**What the exercise asks:** Below are the records. List every line holding the word "dari".

(Data entries)
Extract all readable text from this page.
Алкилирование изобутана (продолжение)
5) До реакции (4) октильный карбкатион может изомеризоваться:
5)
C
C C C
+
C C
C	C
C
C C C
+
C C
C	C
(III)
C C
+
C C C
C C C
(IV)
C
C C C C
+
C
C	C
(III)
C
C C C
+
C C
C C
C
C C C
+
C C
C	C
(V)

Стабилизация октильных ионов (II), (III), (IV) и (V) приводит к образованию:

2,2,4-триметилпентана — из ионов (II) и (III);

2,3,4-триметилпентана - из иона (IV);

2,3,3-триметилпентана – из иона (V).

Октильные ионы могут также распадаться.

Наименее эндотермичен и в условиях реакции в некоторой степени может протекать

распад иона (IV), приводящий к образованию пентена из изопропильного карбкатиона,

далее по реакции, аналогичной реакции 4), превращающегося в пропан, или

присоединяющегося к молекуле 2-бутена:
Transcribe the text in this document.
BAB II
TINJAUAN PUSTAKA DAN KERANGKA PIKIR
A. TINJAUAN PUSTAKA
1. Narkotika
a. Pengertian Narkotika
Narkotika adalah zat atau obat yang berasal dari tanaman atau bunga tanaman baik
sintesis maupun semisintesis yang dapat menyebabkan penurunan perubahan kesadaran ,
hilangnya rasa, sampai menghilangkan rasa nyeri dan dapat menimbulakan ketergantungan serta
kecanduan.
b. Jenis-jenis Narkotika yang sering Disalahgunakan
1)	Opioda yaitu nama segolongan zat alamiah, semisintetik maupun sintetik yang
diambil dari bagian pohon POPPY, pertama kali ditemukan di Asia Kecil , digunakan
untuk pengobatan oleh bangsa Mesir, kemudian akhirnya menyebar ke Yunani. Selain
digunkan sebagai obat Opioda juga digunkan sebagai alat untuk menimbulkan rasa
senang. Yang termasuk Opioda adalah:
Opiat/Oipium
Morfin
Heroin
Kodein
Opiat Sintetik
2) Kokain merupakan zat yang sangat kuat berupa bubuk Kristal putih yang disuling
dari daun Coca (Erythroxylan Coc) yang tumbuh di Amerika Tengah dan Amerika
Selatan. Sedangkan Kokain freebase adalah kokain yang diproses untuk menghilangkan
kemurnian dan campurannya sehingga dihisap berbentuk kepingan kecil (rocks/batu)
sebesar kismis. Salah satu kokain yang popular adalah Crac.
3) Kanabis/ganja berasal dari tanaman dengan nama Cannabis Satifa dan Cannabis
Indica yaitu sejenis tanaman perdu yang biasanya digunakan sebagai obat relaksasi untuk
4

**Answer to the problem:**
Narkotika adalah zat atau obat yang berasal dari tanaman atau bunga tanaman baik
diambil dari bagian pohon POPPY, pertama kali ditemukan di Asia Kecil , digunakan
dari daun Coca (Erythroxylan Coc) yang tumbuh di Amerika Tengah dan Amerika
3) Kanabis/ganja berasal dari tanaman dengan nama Cannabis Satifa dan Cannabis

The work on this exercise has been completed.